▶ [WORK REQUIRED] Make an exact copy of the records, dropping all pictures.

▶ [RECORDS SHOWN]
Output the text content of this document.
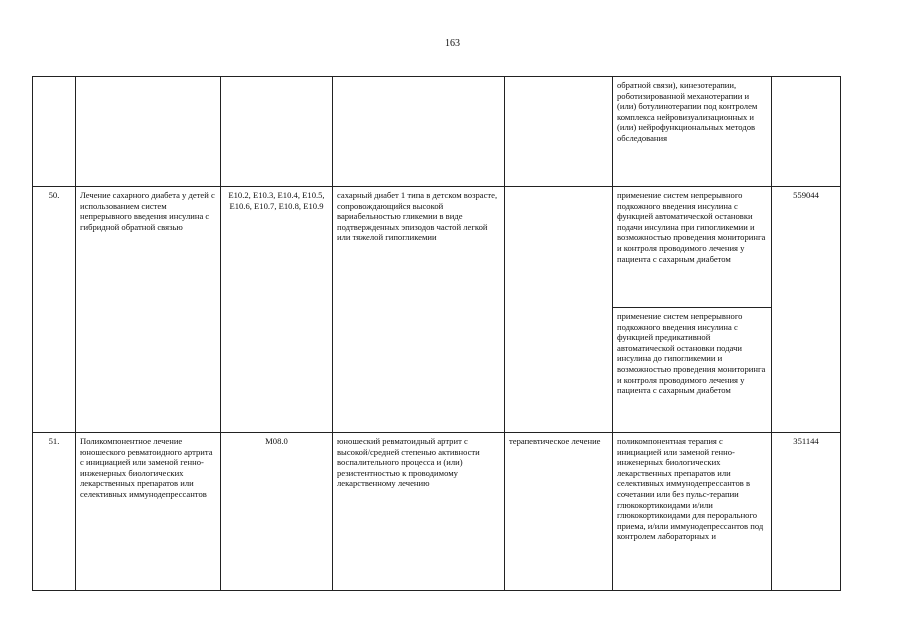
163
					обратной связи), кинезотерапии, роботизированной механотерапии и (или) ботулинотерапии под контролем комплекса нейровизуализационных и (или) нейрофункциональных методов обследования	
50.	Лечение сахарного диабета у детей с использованием систем непрерывного введения инсулина с гибридной обратной связью	E10.2, E10.3, E10.4, E10.5, E10.6, E10.7, E10.8, E10.9	сахарный диабет 1 типа в детском возрасте, сопровождающийся высокой вариабельностью гликемии в виде подтвержденных эпизодов частой легкой или тяжелой гипогликемии		применение систем непрерывного подкожного введения инсулина с функцией автоматической остановки подачи инсулина при гипогликемии и возможностью проведения мониторинга и контроля проводимого лечения у пациента с сахарным диабетом	559044
					применение систем непрерывного подкожного введения инсулина с функцией предикативной автоматической остановки подачи инсулина до гипогликемии и возможностью проведения мониторинга и контроля проводимого лечения у пациента с сахарным диабетом	
51.	Поликомпонентное лечение юношеского ревматоидного артрита с инициацией или заменой генно-инженерных биологических лекарственных препаратов или селективных иммунодепрессантов	M08.0	юношеский ревматоидный артрит с высокой/средней степенью активности воспалительного процесса и (или) резистентностью к проводимому лекарственному лечению	терапевтическое лечение	поликомпонентная терапия с инициацией или заменой генно-инженерных биологических лекарственных препаратов или селективных иммунодепрессантов в сочетании или без пульс-терапии глюкокортикоидами и/или глюкокортикоидами для перорального приема, и/или иммунодепрессантов под контролем лабораторных и	351144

▶ [ANSWER FOR THIS EXERCISE]
Output the text content of this document.
163
					обратной связи), кинезотерапии, роботизированной механотерапии и (или) ботулинотерапии под контролем комплекса нейровизуализационных и (или) нейрофункциональных методов обследования	
50.	Лечение сахарного диабета у детей с использованием систем непрерывного введения инсулина с гибридной обратной связью	E10.2, E10.3, E10.4, E10.5, E10.6, E10.7, E10.8, E10.9	сахарный диабет 1 типа в детском возрасте, сопровождающийся высокой вариабельностью гликемии в виде подтвержденных эпизодов частой легкой или тяжелой гипогликемии		применение систем непрерывного подкожного введения инсулина с функцией автоматической остановки подачи инсулина при гипогликемии и возможностью проведения мониторинга и контроля проводимого лечения у пациента с сахарным диабетом	559044
					применение систем непрерывного подкожного введения инсулина с функцией предикативной автоматической остановки подачи инсулина до гипогликемии и возможностью проведения мониторинга и контроля проводимого лечения у пациента с сахарным диабетом	
51.	Поликомпонентное лечение юношеского ревматоидного артрита с инициацией или заменой генно-инженерных биологических лекарственных препаратов или селективных иммунодепрессантов	M08.0	юношеский ревматоидный артрит с высокой/средней степенью активности воспалительного процесса и (или) резистентностью к проводимому лекарственному лечению	терапевтическое лечение	поликомпонентная терапия с инициацией или заменой генно-инженерных биологических лекарственных препаратов или селективных иммунодепрессантов в сочетании или без пульс-терапии глюкокортикоидами и/или глюкокортикоидами для перорального приема, и/или иммунодепрессантов под контролем лабораторных и	351144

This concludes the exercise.